To be done
Set down the material word for word, starting at its first line and ending at the line that contains "y-axis-title: Depth (Inches)", with both of those lines included.

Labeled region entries
+++++

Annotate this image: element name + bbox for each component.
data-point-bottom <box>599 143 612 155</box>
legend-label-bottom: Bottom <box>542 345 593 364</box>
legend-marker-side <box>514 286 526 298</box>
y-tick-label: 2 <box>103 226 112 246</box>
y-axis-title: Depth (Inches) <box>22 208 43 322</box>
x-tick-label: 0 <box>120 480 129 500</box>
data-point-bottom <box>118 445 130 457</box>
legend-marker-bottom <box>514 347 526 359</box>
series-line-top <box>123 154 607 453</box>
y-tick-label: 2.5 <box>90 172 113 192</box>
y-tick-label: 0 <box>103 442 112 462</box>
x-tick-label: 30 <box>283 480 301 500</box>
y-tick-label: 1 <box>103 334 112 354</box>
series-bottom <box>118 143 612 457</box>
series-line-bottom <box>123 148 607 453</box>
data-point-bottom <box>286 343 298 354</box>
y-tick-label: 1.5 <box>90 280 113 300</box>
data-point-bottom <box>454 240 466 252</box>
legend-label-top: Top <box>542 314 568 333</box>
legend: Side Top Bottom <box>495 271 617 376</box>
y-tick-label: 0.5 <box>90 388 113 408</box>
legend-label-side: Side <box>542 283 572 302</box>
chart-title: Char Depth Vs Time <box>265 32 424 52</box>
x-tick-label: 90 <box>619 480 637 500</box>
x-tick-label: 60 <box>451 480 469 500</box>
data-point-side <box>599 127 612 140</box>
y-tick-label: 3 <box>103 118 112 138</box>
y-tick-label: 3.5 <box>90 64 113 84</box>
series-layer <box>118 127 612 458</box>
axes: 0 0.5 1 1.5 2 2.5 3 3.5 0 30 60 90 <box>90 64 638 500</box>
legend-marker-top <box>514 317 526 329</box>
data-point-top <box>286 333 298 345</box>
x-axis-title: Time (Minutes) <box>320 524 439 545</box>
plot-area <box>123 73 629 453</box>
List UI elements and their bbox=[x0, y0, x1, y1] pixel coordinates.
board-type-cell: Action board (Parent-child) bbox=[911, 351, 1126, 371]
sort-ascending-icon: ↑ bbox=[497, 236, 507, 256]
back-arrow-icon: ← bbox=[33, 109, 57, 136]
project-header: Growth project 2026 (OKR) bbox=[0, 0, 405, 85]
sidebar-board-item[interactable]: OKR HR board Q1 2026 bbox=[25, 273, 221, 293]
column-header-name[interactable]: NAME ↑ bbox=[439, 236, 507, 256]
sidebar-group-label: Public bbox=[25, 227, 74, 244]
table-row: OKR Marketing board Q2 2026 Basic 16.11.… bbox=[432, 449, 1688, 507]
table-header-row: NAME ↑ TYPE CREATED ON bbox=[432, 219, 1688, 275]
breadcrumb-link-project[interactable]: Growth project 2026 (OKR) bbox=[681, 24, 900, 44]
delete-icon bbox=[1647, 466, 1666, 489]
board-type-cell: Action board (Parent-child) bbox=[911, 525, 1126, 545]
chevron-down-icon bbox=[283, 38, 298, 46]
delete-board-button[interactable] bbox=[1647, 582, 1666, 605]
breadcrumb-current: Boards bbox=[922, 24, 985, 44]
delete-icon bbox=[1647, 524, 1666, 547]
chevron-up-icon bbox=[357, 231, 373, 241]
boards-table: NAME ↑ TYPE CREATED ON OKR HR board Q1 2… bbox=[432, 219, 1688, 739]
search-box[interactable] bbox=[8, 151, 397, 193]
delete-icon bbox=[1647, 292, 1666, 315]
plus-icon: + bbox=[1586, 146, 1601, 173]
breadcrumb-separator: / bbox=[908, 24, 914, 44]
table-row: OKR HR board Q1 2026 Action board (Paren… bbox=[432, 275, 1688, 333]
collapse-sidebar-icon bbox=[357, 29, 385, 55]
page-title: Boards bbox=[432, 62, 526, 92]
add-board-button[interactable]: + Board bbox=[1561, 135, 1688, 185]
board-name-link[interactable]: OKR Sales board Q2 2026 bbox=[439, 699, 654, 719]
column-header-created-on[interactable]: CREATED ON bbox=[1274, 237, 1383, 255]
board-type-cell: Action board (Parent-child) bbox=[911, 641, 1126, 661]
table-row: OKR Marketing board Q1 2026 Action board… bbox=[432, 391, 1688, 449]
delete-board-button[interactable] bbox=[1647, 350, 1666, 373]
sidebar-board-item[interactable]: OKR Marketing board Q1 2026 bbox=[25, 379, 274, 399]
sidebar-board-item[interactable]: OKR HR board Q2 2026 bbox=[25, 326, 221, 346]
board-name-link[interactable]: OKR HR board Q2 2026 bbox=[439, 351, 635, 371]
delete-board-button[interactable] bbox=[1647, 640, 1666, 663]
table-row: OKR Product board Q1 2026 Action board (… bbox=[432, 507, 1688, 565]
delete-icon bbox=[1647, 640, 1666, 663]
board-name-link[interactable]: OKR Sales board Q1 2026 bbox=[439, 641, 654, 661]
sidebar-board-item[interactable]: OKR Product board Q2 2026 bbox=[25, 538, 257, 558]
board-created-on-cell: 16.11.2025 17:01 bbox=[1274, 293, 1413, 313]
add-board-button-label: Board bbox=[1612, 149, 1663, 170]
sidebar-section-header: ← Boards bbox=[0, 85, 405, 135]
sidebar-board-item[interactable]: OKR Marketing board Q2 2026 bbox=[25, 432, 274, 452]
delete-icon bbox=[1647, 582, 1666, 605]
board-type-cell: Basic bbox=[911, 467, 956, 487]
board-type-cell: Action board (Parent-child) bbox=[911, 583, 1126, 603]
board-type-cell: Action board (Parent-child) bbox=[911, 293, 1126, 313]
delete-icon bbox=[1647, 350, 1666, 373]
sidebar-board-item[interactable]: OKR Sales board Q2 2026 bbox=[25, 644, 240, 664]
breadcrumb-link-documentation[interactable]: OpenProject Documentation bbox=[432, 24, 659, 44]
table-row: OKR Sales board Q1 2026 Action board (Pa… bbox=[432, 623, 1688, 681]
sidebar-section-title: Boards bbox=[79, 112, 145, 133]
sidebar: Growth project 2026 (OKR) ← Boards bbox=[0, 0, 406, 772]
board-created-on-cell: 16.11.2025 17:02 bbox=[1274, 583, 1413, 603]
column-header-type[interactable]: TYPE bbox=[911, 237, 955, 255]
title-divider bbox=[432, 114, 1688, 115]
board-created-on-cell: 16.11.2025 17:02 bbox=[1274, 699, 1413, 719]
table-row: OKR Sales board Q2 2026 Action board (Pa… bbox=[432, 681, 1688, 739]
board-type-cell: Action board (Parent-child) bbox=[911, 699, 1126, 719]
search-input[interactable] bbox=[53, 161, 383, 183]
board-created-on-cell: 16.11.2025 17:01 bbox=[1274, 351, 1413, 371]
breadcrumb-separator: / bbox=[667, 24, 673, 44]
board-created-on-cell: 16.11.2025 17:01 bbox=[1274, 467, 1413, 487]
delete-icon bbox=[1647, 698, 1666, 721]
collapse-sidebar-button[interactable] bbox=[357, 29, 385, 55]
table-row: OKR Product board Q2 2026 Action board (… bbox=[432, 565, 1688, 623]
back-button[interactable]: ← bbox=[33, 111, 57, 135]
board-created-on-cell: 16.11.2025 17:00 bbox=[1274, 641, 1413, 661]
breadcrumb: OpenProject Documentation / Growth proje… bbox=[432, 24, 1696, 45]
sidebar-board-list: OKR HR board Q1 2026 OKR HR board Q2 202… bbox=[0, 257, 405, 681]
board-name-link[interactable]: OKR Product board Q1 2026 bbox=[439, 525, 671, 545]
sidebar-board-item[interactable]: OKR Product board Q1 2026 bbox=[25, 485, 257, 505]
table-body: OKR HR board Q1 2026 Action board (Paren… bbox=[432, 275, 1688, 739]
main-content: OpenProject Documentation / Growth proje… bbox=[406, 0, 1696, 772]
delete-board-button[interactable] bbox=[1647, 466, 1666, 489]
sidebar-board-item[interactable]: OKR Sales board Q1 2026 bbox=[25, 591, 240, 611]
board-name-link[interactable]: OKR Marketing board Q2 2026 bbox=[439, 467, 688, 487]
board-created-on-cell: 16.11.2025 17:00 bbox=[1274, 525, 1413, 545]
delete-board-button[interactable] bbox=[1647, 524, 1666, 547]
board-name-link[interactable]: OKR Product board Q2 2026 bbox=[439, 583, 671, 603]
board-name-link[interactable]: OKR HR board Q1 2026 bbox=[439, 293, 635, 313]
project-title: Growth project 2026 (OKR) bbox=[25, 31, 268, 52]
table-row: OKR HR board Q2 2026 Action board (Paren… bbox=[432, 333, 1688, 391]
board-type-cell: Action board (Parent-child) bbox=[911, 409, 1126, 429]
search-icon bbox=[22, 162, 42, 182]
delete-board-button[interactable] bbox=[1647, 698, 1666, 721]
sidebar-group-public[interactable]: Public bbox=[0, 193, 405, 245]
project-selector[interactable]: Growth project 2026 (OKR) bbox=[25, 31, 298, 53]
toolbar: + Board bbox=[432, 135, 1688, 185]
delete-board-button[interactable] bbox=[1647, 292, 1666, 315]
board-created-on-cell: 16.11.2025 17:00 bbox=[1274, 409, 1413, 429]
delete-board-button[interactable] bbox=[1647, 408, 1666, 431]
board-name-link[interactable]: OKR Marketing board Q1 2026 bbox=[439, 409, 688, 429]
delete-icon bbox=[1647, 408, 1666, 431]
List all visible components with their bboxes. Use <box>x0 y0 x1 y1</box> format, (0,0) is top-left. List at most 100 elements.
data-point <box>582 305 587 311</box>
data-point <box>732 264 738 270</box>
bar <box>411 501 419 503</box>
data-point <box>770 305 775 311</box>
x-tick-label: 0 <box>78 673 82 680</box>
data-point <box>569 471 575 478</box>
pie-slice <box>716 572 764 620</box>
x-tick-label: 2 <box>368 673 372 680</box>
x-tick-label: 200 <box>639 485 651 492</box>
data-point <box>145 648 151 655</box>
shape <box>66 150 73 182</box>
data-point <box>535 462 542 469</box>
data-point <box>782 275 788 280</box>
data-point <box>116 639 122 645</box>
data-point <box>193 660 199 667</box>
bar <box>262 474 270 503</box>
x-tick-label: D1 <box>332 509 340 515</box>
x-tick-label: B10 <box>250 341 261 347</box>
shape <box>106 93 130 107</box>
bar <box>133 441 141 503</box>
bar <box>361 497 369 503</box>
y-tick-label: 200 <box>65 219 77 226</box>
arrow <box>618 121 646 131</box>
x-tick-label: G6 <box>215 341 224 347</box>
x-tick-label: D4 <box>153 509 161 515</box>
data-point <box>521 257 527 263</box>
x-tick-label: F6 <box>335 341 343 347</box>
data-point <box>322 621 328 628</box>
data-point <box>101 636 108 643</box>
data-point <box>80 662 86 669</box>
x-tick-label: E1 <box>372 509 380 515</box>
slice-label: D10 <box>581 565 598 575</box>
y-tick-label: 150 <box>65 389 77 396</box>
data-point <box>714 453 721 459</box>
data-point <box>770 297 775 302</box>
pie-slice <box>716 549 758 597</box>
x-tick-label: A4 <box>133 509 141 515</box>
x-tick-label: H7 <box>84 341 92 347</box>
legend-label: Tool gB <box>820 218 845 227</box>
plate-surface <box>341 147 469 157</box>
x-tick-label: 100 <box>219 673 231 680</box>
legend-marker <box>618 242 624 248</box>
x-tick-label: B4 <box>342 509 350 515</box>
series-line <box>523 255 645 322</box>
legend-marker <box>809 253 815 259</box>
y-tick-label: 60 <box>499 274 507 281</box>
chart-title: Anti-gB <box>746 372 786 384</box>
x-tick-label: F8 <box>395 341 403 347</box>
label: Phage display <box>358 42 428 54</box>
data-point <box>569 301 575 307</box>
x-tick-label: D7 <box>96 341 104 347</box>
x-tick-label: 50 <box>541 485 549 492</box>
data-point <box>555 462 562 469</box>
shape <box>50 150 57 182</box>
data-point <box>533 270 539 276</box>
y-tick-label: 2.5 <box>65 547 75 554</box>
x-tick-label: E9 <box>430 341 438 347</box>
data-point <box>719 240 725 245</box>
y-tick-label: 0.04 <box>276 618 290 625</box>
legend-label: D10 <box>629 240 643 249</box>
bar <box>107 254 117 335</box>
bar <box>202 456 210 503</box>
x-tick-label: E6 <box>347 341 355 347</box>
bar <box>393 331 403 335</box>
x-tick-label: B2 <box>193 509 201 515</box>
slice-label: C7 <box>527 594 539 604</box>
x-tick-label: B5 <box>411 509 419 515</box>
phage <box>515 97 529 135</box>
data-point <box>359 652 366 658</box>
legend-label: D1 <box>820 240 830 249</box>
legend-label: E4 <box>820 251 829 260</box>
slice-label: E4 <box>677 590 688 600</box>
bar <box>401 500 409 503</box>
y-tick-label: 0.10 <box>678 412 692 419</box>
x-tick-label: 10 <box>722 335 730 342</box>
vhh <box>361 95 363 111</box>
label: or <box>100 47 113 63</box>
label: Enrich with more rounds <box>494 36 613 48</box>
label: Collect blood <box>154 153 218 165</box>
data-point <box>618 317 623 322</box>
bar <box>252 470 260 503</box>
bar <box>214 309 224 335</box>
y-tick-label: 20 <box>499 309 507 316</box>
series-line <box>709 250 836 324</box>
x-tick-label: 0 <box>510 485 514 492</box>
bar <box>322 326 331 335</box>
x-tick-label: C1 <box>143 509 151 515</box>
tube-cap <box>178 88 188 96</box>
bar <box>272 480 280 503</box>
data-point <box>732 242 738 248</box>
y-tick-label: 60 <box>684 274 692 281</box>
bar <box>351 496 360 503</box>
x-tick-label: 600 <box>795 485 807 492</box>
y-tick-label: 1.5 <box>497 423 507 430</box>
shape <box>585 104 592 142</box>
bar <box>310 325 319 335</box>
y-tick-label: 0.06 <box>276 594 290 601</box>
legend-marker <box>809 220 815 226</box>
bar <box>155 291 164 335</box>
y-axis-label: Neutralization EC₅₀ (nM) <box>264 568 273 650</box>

+++++

Exercise response
Annotate this image: element name + bbox for each component.
data-point-bottom <box>599 143 612 155</box>
legend-label-bottom: Bottom <box>542 345 593 364</box>
legend-marker-side <box>514 286 526 298</box>
y-tick-label: 2 <box>103 226 112 246</box>
y-axis-title: Depth (Inches) <box>22 208 43 322</box>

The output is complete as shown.